[Figure collection entries]
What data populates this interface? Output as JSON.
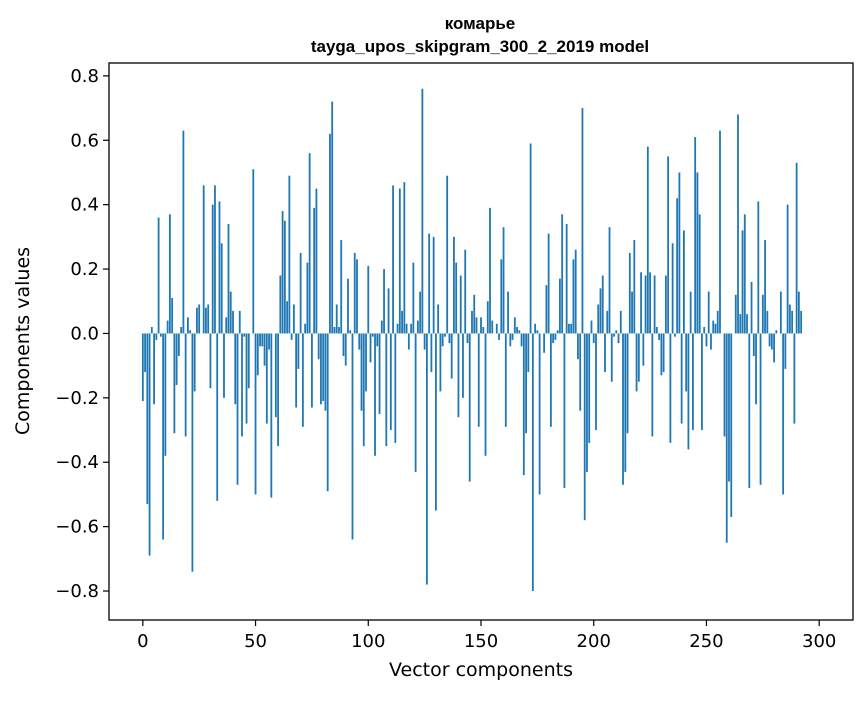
{
  "chart_data": {
    "type": "bar",
    "title_line1": "комарье",
    "title_line2": "tayga_upos_skipgram_300_2_2019 model",
    "xlabel": "Vector components",
    "ylabel": "Components values",
    "xlim": [
      -15,
      315
    ],
    "ylim": [
      -0.89,
      0.84
    ],
    "xticks": [
      0,
      50,
      100,
      150,
      200,
      250,
      300
    ],
    "xtick_labels": [
      "0",
      "50",
      "100",
      "150",
      "200",
      "250",
      "300"
    ],
    "yticks": [
      -0.8,
      -0.6,
      -0.4,
      -0.2,
      0.0,
      0.2,
      0.4,
      0.6,
      0.8
    ],
    "ytick_labels": [
      "−0.8",
      "−0.6",
      "−0.4",
      "−0.2",
      "0.0",
      "0.2",
      "0.4",
      "0.6",
      "0.8"
    ],
    "grid": false,
    "bar_color": "#1f77b4",
    "values": [
      -0.21,
      -0.12,
      -0.53,
      -0.69,
      0.02,
      -0.22,
      -0.02,
      0.36,
      -0.01,
      -0.64,
      -0.38,
      0.04,
      0.37,
      0.11,
      -0.31,
      -0.16,
      -0.07,
      0.02,
      0.63,
      -0.32,
      0.05,
      0.01,
      -0.74,
      -0.18,
      0.08,
      0.09,
      0.0,
      0.46,
      0.08,
      0.09,
      -0.17,
      0.4,
      0.46,
      -0.52,
      0.41,
      0.28,
      -0.2,
      0.05,
      0.34,
      0.13,
      0.07,
      -0.22,
      -0.47,
      0.07,
      -0.32,
      -0.01,
      -0.28,
      -0.17,
      0.0,
      0.51,
      -0.5,
      -0.13,
      -0.04,
      -0.04,
      -0.1,
      -0.28,
      -0.05,
      -0.51,
      0.0,
      -0.26,
      -0.35,
      0.18,
      0.38,
      0.35,
      0.1,
      0.49,
      -0.02,
      0.09,
      -0.23,
      -0.11,
      0.25,
      -0.29,
      0.03,
      0.22,
      0.56,
      -0.23,
      0.39,
      0.45,
      -0.08,
      -0.22,
      -0.21,
      -0.24,
      -0.49,
      0.62,
      0.72,
      0.02,
      0.09,
      0.02,
      0.29,
      -0.07,
      -0.1,
      0.17,
      0.01,
      -0.64,
      0.25,
      0.23,
      -0.05,
      -0.24,
      -0.35,
      -0.18,
      0.21,
      -0.09,
      -0.01,
      -0.38,
      -0.04,
      -0.25,
      0.04,
      0.2,
      -0.35,
      0.14,
      -0.3,
      0.46,
      -0.34,
      0.03,
      0.45,
      0.07,
      0.47,
      0.03,
      -0.05,
      0.03,
      0.22,
      -0.43,
      0.04,
      0.13,
      0.76,
      -0.05,
      -0.78,
      0.31,
      -0.12,
      0.3,
      -0.55,
      0.09,
      -0.18,
      -0.04,
      -0.01,
      0.49,
      -0.03,
      -0.14,
      0.3,
      0.22,
      -0.26,
      0.18,
      -0.2,
      0.26,
      -0.03,
      -0.46,
      0.07,
      0.12,
      0.05,
      -0.29,
      0.05,
      0.02,
      -0.38,
      0.1,
      0.39,
      0.04,
      0.0,
      0.03,
      -0.02,
      0.23,
      0.33,
      -0.29,
      0.13,
      -0.04,
      -0.02,
      0.05,
      0.02,
      0.01,
      -0.04,
      -0.44,
      -0.31,
      -0.12,
      0.59,
      -0.8,
      0.03,
      0.01,
      -0.5,
      0.0,
      -0.06,
      0.15,
      0.31,
      -0.29,
      -0.03,
      -0.02,
      0.01,
      0.17,
      0.37,
      -0.48,
      0.34,
      0.03,
      0.03,
      0.23,
      0.26,
      -0.08,
      -0.24,
      0.7,
      -0.58,
      -0.43,
      -0.34,
      0.04,
      -0.03,
      -0.3,
      0.09,
      0.14,
      0.18,
      -0.12,
      0.07,
      0.33,
      -0.15,
      -0.01,
      0.01,
      -0.03,
      0.07,
      -0.47,
      -0.43,
      -0.31,
      0.25,
      0.13,
      0.29,
      -0.18,
      -0.15,
      0.19,
      -0.1,
      0.18,
      0.58,
      0.19,
      -0.32,
      0.18,
      0.02,
      -0.02,
      -0.13,
      -0.12,
      0.18,
      0.55,
      -0.34,
      0.28,
      -0.01,
      0.42,
      0.5,
      -0.28,
      0.32,
      -0.18,
      -0.36,
      0.13,
      -0.3,
      0.61,
      0.5,
      0.37,
      -0.3,
      0.02,
      -0.04,
      0.13,
      -0.05,
      0.04,
      0.03,
      0.07,
      0.63,
      0.0,
      -0.32,
      -0.65,
      -0.46,
      -0.57,
      0.0,
      0.12,
      0.68,
      0.06,
      0.32,
      0.37,
      0.06,
      -0.48,
      0.16,
      -0.07,
      -0.22,
      0.41,
      -0.47,
      0.12,
      0.29,
      0.07,
      -0.04,
      -0.05,
      -0.09,
      0.01,
      0.0,
      0.13,
      -0.5,
      -0.11,
      0.4,
      0.09,
      0.07,
      -0.28,
      0.53,
      0.13,
      0.07
    ]
  }
}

### WHAT IS EXPECTED
Retype everything in the material word for word, minus pictures.

### WRITTEN SOLUTION
What data populates this interface? Output as JSON.
{
  "chart_data": {
    "type": "bar",
    "title_line1": "комарье",
    "title_line2": "tayga_upos_skipgram_300_2_2019 model",
    "xlabel": "Vector components",
    "ylabel": "Components values",
    "xlim": [
      -15,
      315
    ],
    "ylim": [
      -0.89,
      0.84
    ],
    "xticks": [
      0,
      50,
      100,
      150,
      200,
      250,
      300
    ],
    "xtick_labels": [
      "0",
      "50",
      "100",
      "150",
      "200",
      "250",
      "300"
    ],
    "yticks": [
      -0.8,
      -0.6,
      -0.4,
      -0.2,
      0.0,
      0.2,
      0.4,
      0.6,
      0.8
    ],
    "ytick_labels": [
      "−0.8",
      "−0.6",
      "−0.4",
      "−0.2",
      "0.0",
      "0.2",
      "0.4",
      "0.6",
      "0.8"
    ],
    "grid": false,
    "bar_color": "#1f77b4",
    "values": [
      -0.21,
      -0.12,
      -0.53,
      -0.69,
      0.02,
      -0.22,
      -0.02,
      0.36,
      -0.01,
      -0.64,
      -0.38,
      0.04,
      0.37,
      0.11,
      -0.31,
      -0.16,
      -0.07,
      0.02,
      0.63,
      -0.32,
      0.05,
      0.01,
      -0.74,
      -0.18,
      0.08,
      0.09,
      0.0,
      0.46,
      0.08,
      0.09,
      -0.17,
      0.4,
      0.46,
      -0.52,
      0.41,
      0.28,
      -0.2,
      0.05,
      0.34,
      0.13,
      0.07,
      -0.22,
      -0.47,
      0.07,
      -0.32,
      -0.01,
      -0.28,
      -0.17,
      0.0,
      0.51,
      -0.5,
      -0.13,
      -0.04,
      -0.04,
      -0.1,
      -0.28,
      -0.05,
      -0.51,
      0.0,
      -0.26,
      -0.35,
      0.18,
      0.38,
      0.35,
      0.1,
      0.49,
      -0.02,
      0.09,
      -0.23,
      -0.11,
      0.25,
      -0.29,
      0.03,
      0.22,
      0.56,
      -0.23,
      0.39,
      0.45,
      -0.08,
      -0.22,
      -0.21,
      -0.24,
      -0.49,
      0.62,
      0.72,
      0.02,
      0.09,
      0.02,
      0.29,
      -0.07,
      -0.1,
      0.17,
      0.01,
      -0.64,
      0.25,
      0.23,
      -0.05,
      -0.24,
      -0.35,
      -0.18,
      0.21,
      -0.09,
      -0.01,
      -0.38,
      -0.04,
      -0.25,
      0.04,
      0.2,
      -0.35,
      0.14,
      -0.3,
      0.46,
      -0.34,
      0.03,
      0.45,
      0.07,
      0.47,
      0.03,
      -0.05,
      0.03,
      0.22,
      -0.43,
      0.04,
      0.13,
      0.76,
      -0.05,
      -0.78,
      0.31,
      -0.12,
      0.3,
      -0.55,
      0.09,
      -0.18,
      -0.04,
      -0.01,
      0.49,
      -0.03,
      -0.14,
      0.3,
      0.22,
      -0.26,
      0.18,
      -0.2,
      0.26,
      -0.03,
      -0.46,
      0.07,
      0.12,
      0.05,
      -0.29,
      0.05,
      0.02,
      -0.38,
      0.1,
      0.39,
      0.04,
      0.0,
      0.03,
      -0.02,
      0.23,
      0.33,
      -0.29,
      0.13,
      -0.04,
      -0.02,
      0.05,
      0.02,
      0.01,
      -0.04,
      -0.44,
      -0.31,
      -0.12,
      0.59,
      -0.8,
      0.03,
      0.01,
      -0.5,
      0.0,
      -0.06,
      0.15,
      0.31,
      -0.29,
      -0.03,
      -0.02,
      0.01,
      0.17,
      0.37,
      -0.48,
      0.34,
      0.03,
      0.03,
      0.23,
      0.26,
      -0.08,
      -0.24,
      0.7,
      -0.58,
      -0.43,
      -0.34,
      0.04,
      -0.03,
      -0.3,
      0.09,
      0.14,
      0.18,
      -0.12,
      0.07,
      0.33,
      -0.15,
      -0.01,
      0.01,
      -0.03,
      0.07,
      -0.47,
      -0.43,
      -0.31,
      0.25,
      0.13,
      0.29,
      -0.18,
      -0.15,
      0.19,
      -0.1,
      0.18,
      0.58,
      0.19,
      -0.32,
      0.18,
      0.02,
      -0.02,
      -0.13,
      -0.12,
      0.18,
      0.55,
      -0.34,
      0.28,
      -0.01,
      0.42,
      0.5,
      -0.28,
      0.32,
      -0.18,
      -0.36,
      0.13,
      -0.3,
      0.61,
      0.5,
      0.37,
      -0.3,
      0.02,
      -0.04,
      0.13,
      -0.05,
      0.04,
      0.03,
      0.07,
      0.63,
      0.0,
      -0.32,
      -0.65,
      -0.46,
      -0.57,
      0.0,
      0.12,
      0.68,
      0.06,
      0.32,
      0.37,
      0.06,
      -0.48,
      0.16,
      -0.07,
      -0.22,
      0.41,
      -0.47,
      0.12,
      0.29,
      0.07,
      -0.04,
      -0.05,
      -0.09,
      0.01,
      0.0,
      0.13,
      -0.5,
      -0.11,
      0.4,
      0.09,
      0.07,
      -0.28,
      0.53,
      0.13,
      0.07
    ]
  }
}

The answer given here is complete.